Stored data entries
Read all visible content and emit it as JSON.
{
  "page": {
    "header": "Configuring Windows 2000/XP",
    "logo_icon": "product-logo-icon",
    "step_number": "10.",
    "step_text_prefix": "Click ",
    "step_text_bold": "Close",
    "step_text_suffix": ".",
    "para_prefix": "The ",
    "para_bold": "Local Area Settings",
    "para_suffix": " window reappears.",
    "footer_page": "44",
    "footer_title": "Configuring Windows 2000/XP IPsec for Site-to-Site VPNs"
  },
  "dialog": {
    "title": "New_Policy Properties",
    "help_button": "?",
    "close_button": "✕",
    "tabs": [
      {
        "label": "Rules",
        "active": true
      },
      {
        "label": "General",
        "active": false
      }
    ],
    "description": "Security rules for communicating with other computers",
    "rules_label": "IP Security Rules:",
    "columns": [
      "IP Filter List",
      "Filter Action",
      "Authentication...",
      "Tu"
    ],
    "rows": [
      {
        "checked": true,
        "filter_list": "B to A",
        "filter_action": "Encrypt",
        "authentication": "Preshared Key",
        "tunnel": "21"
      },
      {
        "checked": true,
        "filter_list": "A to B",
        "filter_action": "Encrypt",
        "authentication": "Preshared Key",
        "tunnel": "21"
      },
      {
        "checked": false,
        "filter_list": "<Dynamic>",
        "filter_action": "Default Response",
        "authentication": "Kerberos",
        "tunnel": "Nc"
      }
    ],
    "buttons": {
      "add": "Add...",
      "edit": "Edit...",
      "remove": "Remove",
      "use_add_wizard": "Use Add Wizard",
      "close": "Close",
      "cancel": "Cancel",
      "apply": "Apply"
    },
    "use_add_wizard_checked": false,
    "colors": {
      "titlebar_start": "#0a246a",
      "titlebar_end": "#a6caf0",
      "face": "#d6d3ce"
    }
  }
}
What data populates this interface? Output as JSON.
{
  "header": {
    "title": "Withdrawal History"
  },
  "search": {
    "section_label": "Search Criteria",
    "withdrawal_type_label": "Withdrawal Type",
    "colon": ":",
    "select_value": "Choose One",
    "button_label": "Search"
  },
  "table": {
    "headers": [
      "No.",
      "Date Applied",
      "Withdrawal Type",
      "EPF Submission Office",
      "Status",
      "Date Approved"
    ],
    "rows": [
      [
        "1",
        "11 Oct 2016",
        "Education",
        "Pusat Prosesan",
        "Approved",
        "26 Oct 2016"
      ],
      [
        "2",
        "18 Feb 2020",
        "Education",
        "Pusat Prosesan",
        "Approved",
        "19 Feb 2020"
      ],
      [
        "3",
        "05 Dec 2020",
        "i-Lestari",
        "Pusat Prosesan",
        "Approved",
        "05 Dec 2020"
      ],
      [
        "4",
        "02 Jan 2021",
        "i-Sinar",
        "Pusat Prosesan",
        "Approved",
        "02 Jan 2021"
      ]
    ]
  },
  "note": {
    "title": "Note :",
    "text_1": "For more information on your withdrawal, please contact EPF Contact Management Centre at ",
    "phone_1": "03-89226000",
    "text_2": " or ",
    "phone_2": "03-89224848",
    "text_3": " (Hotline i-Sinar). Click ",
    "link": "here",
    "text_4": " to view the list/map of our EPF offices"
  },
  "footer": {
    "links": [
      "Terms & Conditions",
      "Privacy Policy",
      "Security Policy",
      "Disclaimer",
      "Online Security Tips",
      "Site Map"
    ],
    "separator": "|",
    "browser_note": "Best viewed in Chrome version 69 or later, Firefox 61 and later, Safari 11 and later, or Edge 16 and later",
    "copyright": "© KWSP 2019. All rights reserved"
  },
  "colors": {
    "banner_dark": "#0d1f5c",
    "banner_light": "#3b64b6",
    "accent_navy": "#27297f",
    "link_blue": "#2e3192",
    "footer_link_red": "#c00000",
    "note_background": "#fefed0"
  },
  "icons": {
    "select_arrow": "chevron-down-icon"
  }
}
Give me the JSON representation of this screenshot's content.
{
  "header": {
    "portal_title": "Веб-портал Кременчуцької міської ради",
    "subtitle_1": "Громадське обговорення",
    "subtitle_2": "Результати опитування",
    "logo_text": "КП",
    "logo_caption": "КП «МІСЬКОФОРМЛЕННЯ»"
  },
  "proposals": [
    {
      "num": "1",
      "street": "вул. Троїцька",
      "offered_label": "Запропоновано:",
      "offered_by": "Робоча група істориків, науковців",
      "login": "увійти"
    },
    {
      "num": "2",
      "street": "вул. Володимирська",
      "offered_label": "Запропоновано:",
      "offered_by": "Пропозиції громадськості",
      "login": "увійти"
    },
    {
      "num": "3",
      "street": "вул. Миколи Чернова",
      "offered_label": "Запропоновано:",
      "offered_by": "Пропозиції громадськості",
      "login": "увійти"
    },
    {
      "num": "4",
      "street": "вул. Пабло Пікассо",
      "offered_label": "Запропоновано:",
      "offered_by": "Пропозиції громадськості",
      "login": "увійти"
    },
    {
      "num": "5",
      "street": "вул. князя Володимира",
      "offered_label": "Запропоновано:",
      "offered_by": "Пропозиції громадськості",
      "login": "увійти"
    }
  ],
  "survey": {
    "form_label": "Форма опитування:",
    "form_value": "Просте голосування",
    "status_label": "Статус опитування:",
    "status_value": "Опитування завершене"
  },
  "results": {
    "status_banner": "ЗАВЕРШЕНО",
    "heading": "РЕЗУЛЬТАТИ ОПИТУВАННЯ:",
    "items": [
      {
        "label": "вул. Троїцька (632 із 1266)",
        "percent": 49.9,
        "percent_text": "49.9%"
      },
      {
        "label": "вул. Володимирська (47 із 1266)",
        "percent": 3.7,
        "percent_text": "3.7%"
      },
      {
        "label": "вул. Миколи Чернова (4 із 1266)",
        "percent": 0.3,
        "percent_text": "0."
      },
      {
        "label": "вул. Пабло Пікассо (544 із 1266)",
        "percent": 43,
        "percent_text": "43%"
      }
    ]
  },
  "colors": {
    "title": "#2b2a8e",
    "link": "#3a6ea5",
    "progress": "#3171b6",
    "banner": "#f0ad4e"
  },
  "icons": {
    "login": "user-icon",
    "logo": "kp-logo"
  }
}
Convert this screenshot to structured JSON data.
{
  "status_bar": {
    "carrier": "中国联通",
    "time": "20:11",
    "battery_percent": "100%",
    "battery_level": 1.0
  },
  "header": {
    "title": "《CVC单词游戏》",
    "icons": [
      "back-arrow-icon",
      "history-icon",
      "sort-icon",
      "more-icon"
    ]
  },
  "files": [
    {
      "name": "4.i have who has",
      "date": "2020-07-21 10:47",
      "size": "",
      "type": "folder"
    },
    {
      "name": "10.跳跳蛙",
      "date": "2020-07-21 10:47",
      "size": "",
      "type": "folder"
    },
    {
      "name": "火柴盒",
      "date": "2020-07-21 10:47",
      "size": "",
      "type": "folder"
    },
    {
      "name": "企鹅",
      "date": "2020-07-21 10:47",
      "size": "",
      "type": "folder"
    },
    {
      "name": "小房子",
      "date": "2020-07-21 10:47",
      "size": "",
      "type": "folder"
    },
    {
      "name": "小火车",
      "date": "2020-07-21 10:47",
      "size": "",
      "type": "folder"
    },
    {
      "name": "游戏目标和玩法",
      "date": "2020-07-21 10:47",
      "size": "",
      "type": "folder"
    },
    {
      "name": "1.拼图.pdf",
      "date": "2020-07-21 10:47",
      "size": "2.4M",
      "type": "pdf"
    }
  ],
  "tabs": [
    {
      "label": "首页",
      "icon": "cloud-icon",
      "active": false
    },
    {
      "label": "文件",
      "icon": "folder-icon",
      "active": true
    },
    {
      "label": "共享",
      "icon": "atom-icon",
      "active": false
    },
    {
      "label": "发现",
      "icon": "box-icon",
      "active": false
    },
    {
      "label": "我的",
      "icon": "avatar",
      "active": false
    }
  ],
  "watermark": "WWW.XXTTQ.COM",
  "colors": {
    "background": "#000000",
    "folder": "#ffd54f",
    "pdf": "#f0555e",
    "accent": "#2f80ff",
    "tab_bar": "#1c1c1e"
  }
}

* [GIVEN INSTRUCTION]
Filter the listing for the word "Троїцька" and copy every line that holds it.

* [WRITTEN SOLUTION]
      "street": "вул. Троїцька",
        "label": "вул. Троїцька (632 із 1266)",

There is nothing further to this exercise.